* [SOURCE TEXT]
Photo by Alexander Kazarin

Warning: this article may contain excessive use of superlatives. If you continue reading, you do so at your own risk. Because, as it turns out, it’s simply impossible to drive a Lamborghini Huracan Performante without getting all giggly like a schoolgirl, and this review reflects that reality.

It’s fair to say that, when Lamborghini launched the Huracan back in 2013, the motoring press wasn’t exactly falling over themselves with universal praise. Car reviewers, and those of the retired failed racing driving category in particular, complained about its understeer-by-default handling which was presumably put in so that enthusiastic but not terribly talented drivers in emerging markets wouldn’t stuff them all into hedges. In the real world, the Huracan drove just fine of course, it merely lacked the puberal tendency to go very sideways for very long. In the YouTube universe, this is a big deal. While driving on a winding mountain road, probably not so much.

* [SUPPLIED MATERIAL]
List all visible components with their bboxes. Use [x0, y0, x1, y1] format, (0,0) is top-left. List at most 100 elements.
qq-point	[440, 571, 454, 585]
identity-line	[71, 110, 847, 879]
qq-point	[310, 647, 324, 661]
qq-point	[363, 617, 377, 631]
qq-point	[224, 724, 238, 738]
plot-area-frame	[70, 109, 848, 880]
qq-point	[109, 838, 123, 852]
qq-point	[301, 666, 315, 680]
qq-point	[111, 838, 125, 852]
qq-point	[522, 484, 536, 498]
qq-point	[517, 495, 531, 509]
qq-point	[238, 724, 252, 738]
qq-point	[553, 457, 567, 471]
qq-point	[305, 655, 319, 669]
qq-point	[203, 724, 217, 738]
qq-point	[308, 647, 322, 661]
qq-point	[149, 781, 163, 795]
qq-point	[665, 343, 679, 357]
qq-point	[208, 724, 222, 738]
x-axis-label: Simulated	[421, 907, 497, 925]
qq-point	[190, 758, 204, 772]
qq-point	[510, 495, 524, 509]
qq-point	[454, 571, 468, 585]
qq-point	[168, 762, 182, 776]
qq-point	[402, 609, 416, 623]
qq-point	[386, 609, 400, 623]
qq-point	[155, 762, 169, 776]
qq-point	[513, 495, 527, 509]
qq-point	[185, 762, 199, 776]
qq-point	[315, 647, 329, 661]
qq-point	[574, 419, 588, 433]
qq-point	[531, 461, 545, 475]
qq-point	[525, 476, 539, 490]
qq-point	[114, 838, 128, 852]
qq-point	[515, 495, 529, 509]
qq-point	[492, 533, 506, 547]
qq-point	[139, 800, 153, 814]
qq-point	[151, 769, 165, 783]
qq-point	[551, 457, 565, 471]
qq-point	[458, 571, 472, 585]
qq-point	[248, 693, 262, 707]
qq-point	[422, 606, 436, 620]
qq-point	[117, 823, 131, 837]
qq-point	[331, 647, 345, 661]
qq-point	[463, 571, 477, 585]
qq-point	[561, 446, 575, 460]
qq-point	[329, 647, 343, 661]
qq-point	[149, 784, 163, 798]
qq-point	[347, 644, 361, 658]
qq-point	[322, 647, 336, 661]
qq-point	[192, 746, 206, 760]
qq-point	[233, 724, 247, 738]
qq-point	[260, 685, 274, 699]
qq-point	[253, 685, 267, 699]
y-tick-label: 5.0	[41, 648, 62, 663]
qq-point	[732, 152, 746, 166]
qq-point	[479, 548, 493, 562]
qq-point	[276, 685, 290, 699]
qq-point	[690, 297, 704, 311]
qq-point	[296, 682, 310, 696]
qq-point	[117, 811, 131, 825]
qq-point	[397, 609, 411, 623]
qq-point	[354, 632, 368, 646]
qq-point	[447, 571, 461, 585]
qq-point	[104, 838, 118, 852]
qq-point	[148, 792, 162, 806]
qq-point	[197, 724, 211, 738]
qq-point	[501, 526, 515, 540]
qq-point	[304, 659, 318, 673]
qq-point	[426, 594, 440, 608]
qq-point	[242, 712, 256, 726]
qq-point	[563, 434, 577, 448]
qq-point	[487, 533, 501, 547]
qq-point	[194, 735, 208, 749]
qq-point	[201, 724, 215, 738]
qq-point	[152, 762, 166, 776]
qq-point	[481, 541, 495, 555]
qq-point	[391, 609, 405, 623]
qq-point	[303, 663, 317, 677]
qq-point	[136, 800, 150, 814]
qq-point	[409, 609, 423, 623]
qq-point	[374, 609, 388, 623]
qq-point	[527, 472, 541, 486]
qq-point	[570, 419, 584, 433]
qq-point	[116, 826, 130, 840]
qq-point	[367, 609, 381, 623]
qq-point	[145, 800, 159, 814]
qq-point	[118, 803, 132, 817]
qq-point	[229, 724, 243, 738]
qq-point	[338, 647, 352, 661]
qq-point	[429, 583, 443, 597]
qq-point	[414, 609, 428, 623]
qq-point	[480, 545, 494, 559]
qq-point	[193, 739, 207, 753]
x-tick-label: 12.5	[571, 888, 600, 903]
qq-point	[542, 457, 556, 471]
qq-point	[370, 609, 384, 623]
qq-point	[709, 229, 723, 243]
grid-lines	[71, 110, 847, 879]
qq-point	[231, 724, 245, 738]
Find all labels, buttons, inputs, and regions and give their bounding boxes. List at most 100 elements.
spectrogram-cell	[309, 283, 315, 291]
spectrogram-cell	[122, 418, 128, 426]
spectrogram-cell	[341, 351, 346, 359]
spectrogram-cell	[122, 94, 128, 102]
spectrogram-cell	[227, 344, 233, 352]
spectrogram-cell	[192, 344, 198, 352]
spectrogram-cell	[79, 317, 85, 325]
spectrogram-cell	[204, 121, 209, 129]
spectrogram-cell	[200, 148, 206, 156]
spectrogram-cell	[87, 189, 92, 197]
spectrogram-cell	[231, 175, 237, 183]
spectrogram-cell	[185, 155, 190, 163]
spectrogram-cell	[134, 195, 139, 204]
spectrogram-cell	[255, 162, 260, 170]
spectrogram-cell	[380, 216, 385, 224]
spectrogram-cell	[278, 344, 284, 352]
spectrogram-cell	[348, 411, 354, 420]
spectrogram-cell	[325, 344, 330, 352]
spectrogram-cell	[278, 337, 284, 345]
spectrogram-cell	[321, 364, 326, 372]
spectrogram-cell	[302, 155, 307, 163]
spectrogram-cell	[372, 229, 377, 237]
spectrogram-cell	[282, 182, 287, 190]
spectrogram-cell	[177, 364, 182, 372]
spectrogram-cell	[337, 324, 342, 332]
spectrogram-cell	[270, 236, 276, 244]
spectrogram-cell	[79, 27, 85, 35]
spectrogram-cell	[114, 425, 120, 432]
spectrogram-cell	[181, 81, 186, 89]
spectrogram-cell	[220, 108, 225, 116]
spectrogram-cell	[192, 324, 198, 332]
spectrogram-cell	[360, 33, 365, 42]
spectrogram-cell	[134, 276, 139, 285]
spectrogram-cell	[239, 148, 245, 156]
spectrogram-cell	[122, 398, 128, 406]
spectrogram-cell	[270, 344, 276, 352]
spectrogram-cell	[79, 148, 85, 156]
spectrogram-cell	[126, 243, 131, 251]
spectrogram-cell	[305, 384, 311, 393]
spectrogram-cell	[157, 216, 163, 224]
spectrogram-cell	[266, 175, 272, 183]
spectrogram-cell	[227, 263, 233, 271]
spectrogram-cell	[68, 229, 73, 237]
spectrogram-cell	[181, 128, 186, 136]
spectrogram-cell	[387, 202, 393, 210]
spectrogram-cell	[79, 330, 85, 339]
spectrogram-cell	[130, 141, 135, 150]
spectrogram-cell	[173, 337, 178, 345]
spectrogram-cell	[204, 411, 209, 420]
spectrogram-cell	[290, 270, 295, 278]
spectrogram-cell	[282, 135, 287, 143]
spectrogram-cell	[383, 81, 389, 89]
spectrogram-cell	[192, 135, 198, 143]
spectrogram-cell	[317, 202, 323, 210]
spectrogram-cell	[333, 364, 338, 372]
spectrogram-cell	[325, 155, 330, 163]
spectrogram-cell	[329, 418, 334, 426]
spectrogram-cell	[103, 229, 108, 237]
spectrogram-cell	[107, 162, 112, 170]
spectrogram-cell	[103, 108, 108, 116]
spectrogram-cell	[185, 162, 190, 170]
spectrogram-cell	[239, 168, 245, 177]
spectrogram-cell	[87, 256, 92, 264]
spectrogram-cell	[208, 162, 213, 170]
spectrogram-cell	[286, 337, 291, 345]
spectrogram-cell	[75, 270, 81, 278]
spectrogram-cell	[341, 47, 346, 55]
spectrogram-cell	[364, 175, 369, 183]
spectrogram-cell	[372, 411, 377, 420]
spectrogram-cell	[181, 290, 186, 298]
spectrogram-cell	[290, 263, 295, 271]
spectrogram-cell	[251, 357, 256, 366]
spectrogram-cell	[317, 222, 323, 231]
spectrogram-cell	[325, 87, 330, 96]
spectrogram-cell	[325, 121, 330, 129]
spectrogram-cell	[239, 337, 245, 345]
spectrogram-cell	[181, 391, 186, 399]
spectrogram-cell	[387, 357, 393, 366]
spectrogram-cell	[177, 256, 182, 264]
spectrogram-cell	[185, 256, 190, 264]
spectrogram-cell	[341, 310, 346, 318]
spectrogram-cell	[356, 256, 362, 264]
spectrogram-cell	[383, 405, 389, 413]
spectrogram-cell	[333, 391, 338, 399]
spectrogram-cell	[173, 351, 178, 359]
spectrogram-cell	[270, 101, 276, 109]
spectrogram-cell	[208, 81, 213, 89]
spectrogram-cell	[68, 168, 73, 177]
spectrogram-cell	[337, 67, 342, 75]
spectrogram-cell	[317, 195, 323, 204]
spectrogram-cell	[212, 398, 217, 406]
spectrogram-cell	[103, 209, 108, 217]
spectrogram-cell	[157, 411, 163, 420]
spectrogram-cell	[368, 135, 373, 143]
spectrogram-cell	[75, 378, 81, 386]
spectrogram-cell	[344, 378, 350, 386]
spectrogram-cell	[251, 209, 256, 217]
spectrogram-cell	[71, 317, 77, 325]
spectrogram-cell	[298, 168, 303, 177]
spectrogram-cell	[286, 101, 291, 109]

* [TASK LIST]
1. Please retype the passage of the Huracan review from "It’s fair to say" to "probably not so much.".
2. Put the lines of the entries, from the first line through the line with "762, 182, 776]", into a numbered list, leaving out blank lines.
The Huracan review and the entries have nothing to do with each other.

* [ANSWERS PROVIDED]
1.
It’s fair to say that, when Lamborghini launched the Huracan back in 2013, the motoring press wasn’t exactly falling over themselves with universal praise. Car reviewers, and those of the retired failed racing driving category in particular, complained about its understeer-by-default handling which was presumably put in so that enthusiastic but not terribly talented drivers in emerging markets wouldn’t stuff them all into hedges. In the real world, the Huracan drove just fine of course, it merely lacked the puberal tendency to go very sideways for very long. In the YouTube universe, this is a big deal. While driving on a winding mountain road, probably not so much.

2.
1. List all visible components with their bboxes. Use [x0, y0, x1, y1] format, (0,0) is top-left. List at most 100 elements.
2. qq-point	[440, 571, 454, 585]
3. identity-line	[71, 110, 847, 879]
4. qq-point	[310, 647, 324, 661]
5. qq-point	[363, 617, 377, 631]
6. qq-point	[224, 724, 238, 738]
7. plot-area-frame	[70, 109, 848, 880]
8. qq-point	[109, 838, 123, 852]
9. qq-point	[301, 666, 315, 680]
10. qq-point	[111, 838, 125, 852]
11. qq-point	[522, 484, 536, 498]
12. qq-point	[517, 495, 531, 509]
13. qq-point	[238, 724, 252, 738]
14. qq-point	[553, 457, 567, 471]
15. qq-point	[305, 655, 319, 669]
16. qq-point	[203, 724, 217, 738]
17. qq-point	[308, 647, 322, 661]
18. qq-point	[149, 781, 163, 795]
19. qq-point	[665, 343, 679, 357]
20. qq-point	[208, 724, 222, 738]
21. x-axis-label: Simulated	[421, 907, 497, 925]
22. qq-point	[190, 758, 204, 772]
23. qq-point	[510, 495, 524, 509]
24. qq-point	[454, 571, 468, 585]
25. qq-point	[168, 762, 182, 776]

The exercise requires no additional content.